- Extrait choisi
>>>>>
Février 1996 Nº3

Ed. resp. : E. J. Crema

 

A la fin de l'année 1995 un film a sans doute remporté la palme de la nullité. Il s'agissait de "Traque sur Internet". On nous pardonnera de ne pas citer ni son auteur ni le nom des acteurs, les journaux à pub s'en chargent.

L'alternative était d'aller voir M. Jacques Roman interpréter Pasolini. Il a réussi à transformer son spectacle en un véritable moment de réflexion sur l'écrivain et cinéaste Italien, son oeuvre, et ses positions politiques et poétiques. Le public a été nombreux et enthousiaste, espérons que la gauche romande découvrira et discutera un jour les prises de position de Pasolini sur les courants politiques bourgeois et de la gauche dominante.

 

A lire absolument :

Le rapport sur l'extrême-droite en Suisse, livre de Urs Altermatt, professeur à l'Université de Fribourg et Hanspeter Kriesi, de l'Université de Genève, sur cet ensemble confus que forme le courant de l'extrême-droite en Suisse, ses organisations et sa radicalisation au cours des années quatre-vingt et quatre-vingt-dix.

Dans la première partie, on nous présente l'ensemble des groupes et groupuscules qui s'organisent dès 1984 impunément en Suisse et en Europe, faisant référence ouvertement à l'ensemble des idéologies nationales-socialistes, racistes, fascistes, nazies. Les auteurs divisent ces courants en cinq types d'organisations : les fascistes traditionnels qui prennent modèle sur les leaders fascistes et nationaux-socialistes prônent l'idéologie raciste du national-socialisme. Les nouvelles droites intellectuelles eurocentristes qui propagent l'idée de l'inégalité naturelle des hommes, des peuples et des cultures. Les groupes nationaux révolutionnaires qui parlent d'une troisième voie entre le capitalisme et le communisme. Les Fronts qui se revendiquent des homologues suisses des années trente qui militent contre les immigrés pour leur "Suissité". Les négationistes qui s'appliquent par des publications et des campagnes de propagande à nier ou à minimiser les crimes nationaux-socialistes et racistes. Et enfin les skinheads, dont la partie militante s'exprime par un racisme agressif et violent.
<<<<<
- Lignes de données
>>>>>
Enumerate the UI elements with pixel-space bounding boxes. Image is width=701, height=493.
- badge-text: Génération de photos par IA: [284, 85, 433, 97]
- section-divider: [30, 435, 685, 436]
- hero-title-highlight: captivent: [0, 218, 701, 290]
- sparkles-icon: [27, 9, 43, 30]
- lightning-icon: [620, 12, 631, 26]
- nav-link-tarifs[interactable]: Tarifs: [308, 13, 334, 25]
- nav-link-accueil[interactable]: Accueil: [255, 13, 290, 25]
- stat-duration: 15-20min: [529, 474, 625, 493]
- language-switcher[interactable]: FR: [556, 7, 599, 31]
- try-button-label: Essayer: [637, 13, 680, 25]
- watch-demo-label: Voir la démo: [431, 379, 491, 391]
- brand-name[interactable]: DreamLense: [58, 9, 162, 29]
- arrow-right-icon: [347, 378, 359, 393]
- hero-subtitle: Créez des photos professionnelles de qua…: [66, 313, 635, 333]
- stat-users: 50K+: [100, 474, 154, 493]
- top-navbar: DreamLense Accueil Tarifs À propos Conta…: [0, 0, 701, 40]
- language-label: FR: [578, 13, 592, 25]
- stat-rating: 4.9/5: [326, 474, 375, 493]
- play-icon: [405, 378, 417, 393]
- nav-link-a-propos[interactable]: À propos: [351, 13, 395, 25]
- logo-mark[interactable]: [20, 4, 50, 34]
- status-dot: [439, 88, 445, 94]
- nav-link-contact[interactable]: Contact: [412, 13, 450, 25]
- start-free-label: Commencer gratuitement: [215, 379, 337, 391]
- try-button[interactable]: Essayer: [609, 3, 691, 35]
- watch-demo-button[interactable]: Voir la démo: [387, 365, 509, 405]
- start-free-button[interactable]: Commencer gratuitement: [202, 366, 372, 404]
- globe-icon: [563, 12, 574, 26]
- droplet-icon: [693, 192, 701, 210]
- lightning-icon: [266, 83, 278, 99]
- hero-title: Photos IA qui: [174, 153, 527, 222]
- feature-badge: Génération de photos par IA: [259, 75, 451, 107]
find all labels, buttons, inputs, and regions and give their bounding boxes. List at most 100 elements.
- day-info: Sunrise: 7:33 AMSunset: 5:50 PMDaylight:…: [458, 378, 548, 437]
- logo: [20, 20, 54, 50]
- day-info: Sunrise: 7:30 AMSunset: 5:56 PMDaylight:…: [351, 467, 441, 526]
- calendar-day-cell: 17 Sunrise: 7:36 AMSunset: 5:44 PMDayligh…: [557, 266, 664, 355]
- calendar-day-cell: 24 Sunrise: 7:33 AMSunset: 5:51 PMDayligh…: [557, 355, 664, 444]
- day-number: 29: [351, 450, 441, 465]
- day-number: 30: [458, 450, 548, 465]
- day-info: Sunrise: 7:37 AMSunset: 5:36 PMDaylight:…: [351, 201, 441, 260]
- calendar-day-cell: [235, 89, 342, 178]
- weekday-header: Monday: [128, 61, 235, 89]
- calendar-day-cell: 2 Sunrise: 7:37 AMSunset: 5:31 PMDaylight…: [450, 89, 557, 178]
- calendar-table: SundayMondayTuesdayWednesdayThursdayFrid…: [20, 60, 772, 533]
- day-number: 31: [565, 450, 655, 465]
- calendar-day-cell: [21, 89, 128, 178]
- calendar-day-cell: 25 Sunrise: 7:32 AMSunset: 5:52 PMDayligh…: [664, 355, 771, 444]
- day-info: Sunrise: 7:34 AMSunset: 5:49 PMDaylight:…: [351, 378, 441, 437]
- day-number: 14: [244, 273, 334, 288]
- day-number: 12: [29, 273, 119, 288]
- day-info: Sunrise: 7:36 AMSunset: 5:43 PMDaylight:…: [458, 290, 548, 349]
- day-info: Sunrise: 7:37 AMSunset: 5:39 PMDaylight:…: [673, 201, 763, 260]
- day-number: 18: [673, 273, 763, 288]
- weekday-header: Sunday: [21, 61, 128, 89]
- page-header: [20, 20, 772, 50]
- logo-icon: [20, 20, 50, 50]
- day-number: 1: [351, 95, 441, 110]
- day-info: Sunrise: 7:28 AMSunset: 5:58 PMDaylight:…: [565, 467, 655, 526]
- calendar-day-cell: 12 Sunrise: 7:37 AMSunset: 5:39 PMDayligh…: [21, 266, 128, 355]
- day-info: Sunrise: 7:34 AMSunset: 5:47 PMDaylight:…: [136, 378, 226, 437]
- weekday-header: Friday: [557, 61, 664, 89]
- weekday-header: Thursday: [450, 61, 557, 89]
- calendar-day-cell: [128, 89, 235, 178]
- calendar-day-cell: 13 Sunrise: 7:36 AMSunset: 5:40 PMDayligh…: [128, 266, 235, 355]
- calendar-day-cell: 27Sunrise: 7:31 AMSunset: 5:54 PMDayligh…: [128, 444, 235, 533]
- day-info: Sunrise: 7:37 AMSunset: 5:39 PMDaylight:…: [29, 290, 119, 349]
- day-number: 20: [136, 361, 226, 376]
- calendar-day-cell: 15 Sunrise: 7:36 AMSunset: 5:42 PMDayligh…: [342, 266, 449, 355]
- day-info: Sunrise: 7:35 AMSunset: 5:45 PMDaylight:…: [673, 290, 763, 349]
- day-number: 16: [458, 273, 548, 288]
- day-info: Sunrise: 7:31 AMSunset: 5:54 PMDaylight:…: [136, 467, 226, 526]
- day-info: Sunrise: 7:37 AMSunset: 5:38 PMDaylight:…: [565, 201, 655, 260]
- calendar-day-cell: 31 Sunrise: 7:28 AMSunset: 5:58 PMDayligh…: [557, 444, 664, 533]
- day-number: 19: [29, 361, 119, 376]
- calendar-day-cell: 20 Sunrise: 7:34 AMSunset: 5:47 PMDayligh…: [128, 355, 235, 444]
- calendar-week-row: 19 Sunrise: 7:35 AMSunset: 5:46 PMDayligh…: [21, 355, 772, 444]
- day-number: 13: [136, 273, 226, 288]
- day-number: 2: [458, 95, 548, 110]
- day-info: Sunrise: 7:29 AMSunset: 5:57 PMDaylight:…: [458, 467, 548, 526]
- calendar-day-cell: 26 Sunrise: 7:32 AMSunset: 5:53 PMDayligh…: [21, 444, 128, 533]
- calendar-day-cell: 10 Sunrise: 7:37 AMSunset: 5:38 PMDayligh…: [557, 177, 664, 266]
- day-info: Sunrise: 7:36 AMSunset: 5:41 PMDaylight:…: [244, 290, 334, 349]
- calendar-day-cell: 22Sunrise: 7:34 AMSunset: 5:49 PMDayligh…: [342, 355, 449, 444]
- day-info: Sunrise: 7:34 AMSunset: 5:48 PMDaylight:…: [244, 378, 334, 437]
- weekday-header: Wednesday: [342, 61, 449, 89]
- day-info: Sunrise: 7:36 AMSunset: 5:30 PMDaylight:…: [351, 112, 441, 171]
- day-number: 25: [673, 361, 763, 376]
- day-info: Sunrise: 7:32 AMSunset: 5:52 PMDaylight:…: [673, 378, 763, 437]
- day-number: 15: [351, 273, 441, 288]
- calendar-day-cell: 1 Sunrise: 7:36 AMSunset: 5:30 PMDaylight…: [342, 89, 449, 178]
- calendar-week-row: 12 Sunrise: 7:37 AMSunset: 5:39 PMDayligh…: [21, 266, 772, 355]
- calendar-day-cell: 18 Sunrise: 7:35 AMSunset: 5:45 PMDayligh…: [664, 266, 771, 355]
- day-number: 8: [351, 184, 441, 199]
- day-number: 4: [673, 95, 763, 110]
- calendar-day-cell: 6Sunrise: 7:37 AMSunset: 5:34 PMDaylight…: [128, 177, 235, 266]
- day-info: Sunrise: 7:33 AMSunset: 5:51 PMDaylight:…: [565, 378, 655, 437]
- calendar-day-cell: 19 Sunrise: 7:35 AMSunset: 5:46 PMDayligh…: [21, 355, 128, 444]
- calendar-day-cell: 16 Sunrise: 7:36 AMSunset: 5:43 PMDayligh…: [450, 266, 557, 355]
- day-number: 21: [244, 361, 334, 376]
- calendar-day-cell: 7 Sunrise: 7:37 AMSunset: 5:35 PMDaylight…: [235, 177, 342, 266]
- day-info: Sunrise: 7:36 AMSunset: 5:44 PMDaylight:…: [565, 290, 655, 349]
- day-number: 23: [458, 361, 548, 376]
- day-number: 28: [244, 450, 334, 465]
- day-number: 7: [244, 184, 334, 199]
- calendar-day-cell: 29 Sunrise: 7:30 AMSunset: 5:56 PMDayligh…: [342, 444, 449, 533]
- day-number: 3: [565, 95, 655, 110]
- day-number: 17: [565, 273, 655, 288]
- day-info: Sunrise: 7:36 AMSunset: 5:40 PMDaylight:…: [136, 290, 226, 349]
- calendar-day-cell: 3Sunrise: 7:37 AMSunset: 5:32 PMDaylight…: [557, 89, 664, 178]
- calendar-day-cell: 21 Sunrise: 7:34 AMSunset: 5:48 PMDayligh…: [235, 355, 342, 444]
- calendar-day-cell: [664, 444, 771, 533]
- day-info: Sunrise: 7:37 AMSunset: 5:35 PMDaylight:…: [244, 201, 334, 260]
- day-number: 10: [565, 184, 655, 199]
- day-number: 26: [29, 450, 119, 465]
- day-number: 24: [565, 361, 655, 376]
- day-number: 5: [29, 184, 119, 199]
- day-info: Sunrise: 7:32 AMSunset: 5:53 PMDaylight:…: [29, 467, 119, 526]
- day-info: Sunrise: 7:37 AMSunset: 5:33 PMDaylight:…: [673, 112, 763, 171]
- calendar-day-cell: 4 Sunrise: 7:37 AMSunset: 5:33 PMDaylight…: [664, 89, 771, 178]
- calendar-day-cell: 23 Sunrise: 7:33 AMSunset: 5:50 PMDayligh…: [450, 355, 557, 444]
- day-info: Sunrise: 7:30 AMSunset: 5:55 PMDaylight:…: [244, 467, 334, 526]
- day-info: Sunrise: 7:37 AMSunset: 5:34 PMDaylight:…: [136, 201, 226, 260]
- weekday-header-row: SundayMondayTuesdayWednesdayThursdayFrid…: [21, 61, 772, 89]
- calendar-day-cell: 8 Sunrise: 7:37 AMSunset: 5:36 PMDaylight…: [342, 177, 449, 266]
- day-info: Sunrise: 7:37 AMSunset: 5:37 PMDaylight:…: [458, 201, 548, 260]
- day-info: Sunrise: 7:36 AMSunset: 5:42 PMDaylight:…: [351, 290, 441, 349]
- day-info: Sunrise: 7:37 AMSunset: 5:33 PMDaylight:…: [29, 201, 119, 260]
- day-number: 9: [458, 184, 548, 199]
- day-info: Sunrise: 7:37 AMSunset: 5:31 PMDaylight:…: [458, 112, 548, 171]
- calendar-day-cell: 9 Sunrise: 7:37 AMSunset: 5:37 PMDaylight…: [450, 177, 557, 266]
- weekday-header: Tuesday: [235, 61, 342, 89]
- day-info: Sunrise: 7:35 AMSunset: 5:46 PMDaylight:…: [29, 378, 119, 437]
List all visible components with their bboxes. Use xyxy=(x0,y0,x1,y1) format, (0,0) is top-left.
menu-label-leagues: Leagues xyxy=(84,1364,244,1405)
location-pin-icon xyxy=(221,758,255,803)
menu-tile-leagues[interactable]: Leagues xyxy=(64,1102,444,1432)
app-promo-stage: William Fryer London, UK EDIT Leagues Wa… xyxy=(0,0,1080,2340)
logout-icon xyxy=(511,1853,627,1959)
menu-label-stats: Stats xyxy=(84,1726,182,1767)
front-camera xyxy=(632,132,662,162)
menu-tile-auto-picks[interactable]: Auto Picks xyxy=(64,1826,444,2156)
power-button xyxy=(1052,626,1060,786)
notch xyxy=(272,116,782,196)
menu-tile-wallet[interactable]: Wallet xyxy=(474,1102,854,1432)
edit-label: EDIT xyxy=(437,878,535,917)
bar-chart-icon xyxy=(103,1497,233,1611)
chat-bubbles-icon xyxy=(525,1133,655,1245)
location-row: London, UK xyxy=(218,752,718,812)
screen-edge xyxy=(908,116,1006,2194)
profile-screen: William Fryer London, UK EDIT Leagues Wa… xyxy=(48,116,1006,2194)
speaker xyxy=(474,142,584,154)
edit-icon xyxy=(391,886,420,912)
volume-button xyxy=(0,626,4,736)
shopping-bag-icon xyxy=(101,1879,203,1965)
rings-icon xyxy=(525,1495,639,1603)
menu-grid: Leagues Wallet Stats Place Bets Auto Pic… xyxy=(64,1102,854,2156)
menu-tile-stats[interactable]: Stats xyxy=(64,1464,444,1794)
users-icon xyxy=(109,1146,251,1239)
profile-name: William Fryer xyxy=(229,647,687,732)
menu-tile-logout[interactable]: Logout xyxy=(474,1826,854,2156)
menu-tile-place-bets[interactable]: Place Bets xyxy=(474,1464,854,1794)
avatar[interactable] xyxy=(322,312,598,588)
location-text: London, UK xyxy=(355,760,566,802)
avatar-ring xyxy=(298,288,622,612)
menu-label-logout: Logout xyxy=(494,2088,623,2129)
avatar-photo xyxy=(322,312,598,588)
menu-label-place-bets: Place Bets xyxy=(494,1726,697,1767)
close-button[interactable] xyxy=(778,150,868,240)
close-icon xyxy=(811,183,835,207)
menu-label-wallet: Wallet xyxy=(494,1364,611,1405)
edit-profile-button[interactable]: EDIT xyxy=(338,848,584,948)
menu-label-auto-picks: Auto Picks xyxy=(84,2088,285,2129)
<<<<<
- Exercices à traiter
**a.** Imprimez le passage de l'extrait choisi qui va de « A la fin de » jusqu'à « pub s'en chargent. » inclus.
**b.** Selon l'extrait choisi, quel film a remporté la palme de la nullité à la fin de l'année 1995 ?

- Réponses aux exercices
**a.**
A la fin de l'année 1995 un film a sans doute remporté la palme de la nullité. Il s'agissait de "Traque sur Internet". On nous pardonnera de ne pas citer ni son auteur ni le nom des acteurs, les journaux à pub s'en chargent.

**b.** « Traque sur Internet ».